--- Brief ---
Can you rewrite all of the rows below, substituting "Oval shape" for every "Ellipse shape" and keeping everything else the same?

Extracted records:
—————

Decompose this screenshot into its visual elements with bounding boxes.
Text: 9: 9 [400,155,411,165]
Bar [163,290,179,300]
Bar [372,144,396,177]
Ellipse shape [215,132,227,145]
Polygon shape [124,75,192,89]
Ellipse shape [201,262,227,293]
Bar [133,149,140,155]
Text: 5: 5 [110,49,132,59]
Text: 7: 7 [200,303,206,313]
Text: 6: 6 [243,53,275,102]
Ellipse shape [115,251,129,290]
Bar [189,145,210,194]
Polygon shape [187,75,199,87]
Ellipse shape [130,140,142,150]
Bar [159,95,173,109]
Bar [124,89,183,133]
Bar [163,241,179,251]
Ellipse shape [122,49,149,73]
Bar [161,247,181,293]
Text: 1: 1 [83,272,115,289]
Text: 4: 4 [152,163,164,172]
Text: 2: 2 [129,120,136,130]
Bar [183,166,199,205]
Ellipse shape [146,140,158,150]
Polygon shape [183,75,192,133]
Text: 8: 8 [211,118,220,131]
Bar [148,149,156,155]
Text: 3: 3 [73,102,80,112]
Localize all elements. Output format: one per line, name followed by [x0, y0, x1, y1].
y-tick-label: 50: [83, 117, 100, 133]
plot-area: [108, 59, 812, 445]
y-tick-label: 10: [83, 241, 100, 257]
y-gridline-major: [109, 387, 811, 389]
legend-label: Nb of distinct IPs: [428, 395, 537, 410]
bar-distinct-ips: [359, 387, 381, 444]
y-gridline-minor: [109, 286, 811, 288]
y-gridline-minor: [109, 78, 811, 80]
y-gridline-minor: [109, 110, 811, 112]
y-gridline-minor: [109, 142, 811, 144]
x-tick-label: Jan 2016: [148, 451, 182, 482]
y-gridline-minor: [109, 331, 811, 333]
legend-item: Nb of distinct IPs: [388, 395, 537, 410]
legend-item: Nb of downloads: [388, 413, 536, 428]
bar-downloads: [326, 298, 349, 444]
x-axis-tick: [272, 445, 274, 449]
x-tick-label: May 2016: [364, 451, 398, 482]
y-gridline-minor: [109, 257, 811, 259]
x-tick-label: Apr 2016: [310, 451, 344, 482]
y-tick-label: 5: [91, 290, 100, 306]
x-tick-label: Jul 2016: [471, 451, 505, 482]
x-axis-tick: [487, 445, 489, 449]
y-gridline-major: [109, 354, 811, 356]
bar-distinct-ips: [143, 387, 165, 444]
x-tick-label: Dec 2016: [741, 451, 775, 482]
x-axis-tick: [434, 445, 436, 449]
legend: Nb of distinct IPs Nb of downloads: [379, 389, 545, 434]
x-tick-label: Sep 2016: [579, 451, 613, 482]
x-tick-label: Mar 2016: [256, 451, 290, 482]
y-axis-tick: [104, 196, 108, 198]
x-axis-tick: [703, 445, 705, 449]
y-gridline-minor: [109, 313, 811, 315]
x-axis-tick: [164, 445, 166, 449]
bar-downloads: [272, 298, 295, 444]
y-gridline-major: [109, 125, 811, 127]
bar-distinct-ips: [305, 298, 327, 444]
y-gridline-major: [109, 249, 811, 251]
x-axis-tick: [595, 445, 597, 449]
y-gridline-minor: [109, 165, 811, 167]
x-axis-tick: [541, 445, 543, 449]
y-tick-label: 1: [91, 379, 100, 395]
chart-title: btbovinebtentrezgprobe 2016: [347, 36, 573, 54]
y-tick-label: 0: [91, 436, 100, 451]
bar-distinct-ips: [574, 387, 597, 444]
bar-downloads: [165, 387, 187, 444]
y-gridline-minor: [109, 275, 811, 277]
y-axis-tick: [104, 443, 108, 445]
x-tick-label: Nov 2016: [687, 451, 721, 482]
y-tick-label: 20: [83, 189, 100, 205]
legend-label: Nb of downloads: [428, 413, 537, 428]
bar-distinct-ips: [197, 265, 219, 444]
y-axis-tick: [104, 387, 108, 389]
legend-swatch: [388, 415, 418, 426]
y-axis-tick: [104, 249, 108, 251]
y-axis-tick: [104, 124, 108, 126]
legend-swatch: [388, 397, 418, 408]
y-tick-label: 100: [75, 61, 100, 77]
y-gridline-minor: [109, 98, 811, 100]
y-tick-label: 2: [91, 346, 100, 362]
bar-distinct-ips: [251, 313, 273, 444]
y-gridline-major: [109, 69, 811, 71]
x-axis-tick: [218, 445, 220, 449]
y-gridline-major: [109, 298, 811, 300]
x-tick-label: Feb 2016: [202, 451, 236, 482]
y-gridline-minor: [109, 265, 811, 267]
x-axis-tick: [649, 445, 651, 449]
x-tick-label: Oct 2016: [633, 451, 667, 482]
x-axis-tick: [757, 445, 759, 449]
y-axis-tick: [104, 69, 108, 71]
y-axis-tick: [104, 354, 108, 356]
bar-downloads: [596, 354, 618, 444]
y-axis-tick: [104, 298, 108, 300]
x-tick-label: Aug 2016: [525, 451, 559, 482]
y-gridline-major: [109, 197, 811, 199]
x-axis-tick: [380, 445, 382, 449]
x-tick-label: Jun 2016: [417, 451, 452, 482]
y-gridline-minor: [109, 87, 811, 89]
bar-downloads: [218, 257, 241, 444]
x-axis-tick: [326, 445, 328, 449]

—————

--- Right answer ---
Decompose this screenshot into its visual elements with bounding boxes.
Text: 9: 9 [400,155,411,165]
Bar [163,290,179,300]
Bar [372,144,396,177]
Oval shape [215,132,227,145]
Polygon shape [124,75,192,89]
Oval shape [201,262,227,293]
Bar [133,149,140,155]
Text: 5: 5 [110,49,132,59]
Text: 7: 7 [200,303,206,313]
Text: 6: 6 [243,53,275,102]
Oval shape [115,251,129,290]
Bar [189,145,210,194]
Polygon shape [187,75,199,87]
Oval shape [130,140,142,150]
Bar [159,95,173,109]
Bar [124,89,183,133]
Bar [163,241,179,251]
Oval shape [122,49,149,73]
Bar [161,247,181,293]
Text: 1: 1 [83,272,115,289]
Text: 4: 4 [152,163,164,172]
Text: 2: 2 [129,120,136,130]
Bar [183,166,199,205]
Oval shape [146,140,158,150]
Polygon shape [183,75,192,133]
Text: 8: 8 [211,118,220,131]
Bar [148,149,156,155]
Text: 3: 3 [73,102,80,112]
Localize all elements. Output format: one per line, name followed by [x0, y0, x1, y1].
y-tick-label: 50: [83, 117, 100, 133]
plot-area: [108, 59, 812, 445]
y-tick-label: 10: [83, 241, 100, 257]
y-gridline-major: [109, 387, 811, 389]
legend-label: Nb of distinct IPs: [428, 395, 537, 410]
bar-distinct-ips: [359, 387, 381, 444]
y-gridline-minor: [109, 286, 811, 288]
y-gridline-minor: [109, 78, 811, 80]
y-gridline-minor: [109, 110, 811, 112]
y-gridline-minor: [109, 142, 811, 144]
x-tick-label: Jan 2016: [148, 451, 182, 482]
y-gridline-minor: [109, 331, 811, 333]
legend-item: Nb of distinct IPs: [388, 395, 537, 410]
legend-item: Nb of downloads: [388, 413, 536, 428]
bar-downloads: [326, 298, 349, 444]
x-axis-tick: [272, 445, 274, 449]
x-tick-label: May 2016: [364, 451, 398, 482]
y-gridline-minor: [109, 257, 811, 259]
x-tick-label: Apr 2016: [310, 451, 344, 482]
y-tick-label: 5: [91, 290, 100, 306]
x-tick-label: Jul 2016: [471, 451, 505, 482]
x-axis-tick: [487, 445, 489, 449]
y-gridline-major: [109, 354, 811, 356]
bar-distinct-ips: [143, 387, 165, 444]
x-tick-label: Dec 2016: [741, 451, 775, 482]
x-axis-tick: [434, 445, 436, 449]
legend: Nb of distinct IPs Nb of downloads: [379, 389, 545, 434]
x-tick-label: Sep 2016: [579, 451, 613, 482]
x-tick-label: Mar 2016: [256, 451, 290, 482]
y-axis-tick: [104, 196, 108, 198]
x-axis-tick: [703, 445, 705, 449]
y-gridline-minor: [109, 313, 811, 315]
x-axis-tick: [164, 445, 166, 449]
bar-downloads: [272, 298, 295, 444]
y-gridline-major: [109, 125, 811, 127]
bar-distinct-ips: [305, 298, 327, 444]
y-gridline-major: [109, 249, 811, 251]
x-axis-tick: [595, 445, 597, 449]
y-gridline-minor: [109, 165, 811, 167]
x-axis-tick: [541, 445, 543, 449]
y-tick-label: 1: [91, 379, 100, 395]
chart-title: btbovinebtentrezgprobe 2016: [347, 36, 573, 54]
y-tick-label: 0: [91, 436, 100, 451]
bar-distinct-ips: [574, 387, 597, 444]
bar-downloads: [165, 387, 187, 444]
y-gridline-minor: [109, 275, 811, 277]
y-axis-tick: [104, 443, 108, 445]
x-tick-label: Nov 2016: [687, 451, 721, 482]
y-tick-label: 20: [83, 189, 100, 205]
legend-label: Nb of downloads: [428, 413, 537, 428]
bar-distinct-ips: [197, 265, 219, 444]
y-axis-tick: [104, 387, 108, 389]
legend-swatch: [388, 415, 418, 426]
y-axis-tick: [104, 249, 108, 251]
y-axis-tick: [104, 124, 108, 126]
legend-swatch: [388, 397, 418, 408]
y-tick-label: 100: [75, 61, 100, 77]
y-gridline-minor: [109, 98, 811, 100]
y-tick-label: 2: [91, 346, 100, 362]
bar-distinct-ips: [251, 313, 273, 444]
y-gridline-major: [109, 69, 811, 71]
x-axis-tick: [218, 445, 220, 449]
y-gridline-major: [109, 298, 811, 300]
x-tick-label: Feb 2016: [202, 451, 236, 482]
y-gridline-minor: [109, 265, 811, 267]
x-axis-tick: [649, 445, 651, 449]
x-tick-label: Oct 2016: [633, 451, 667, 482]
x-axis-tick: [757, 445, 759, 449]
y-axis-tick: [104, 69, 108, 71]
y-axis-tick: [104, 354, 108, 356]
bar-downloads: [596, 354, 618, 444]
y-axis-tick: [104, 298, 108, 300]
x-tick-label: Aug 2016: [525, 451, 559, 482]
y-gridline-major: [109, 197, 811, 199]
x-axis-tick: [380, 445, 382, 449]
x-tick-label: Jun 2016: [417, 451, 452, 482]
y-gridline-minor: [109, 87, 811, 89]
bar-downloads: [218, 257, 241, 444]
x-axis-tick: [326, 445, 328, 449]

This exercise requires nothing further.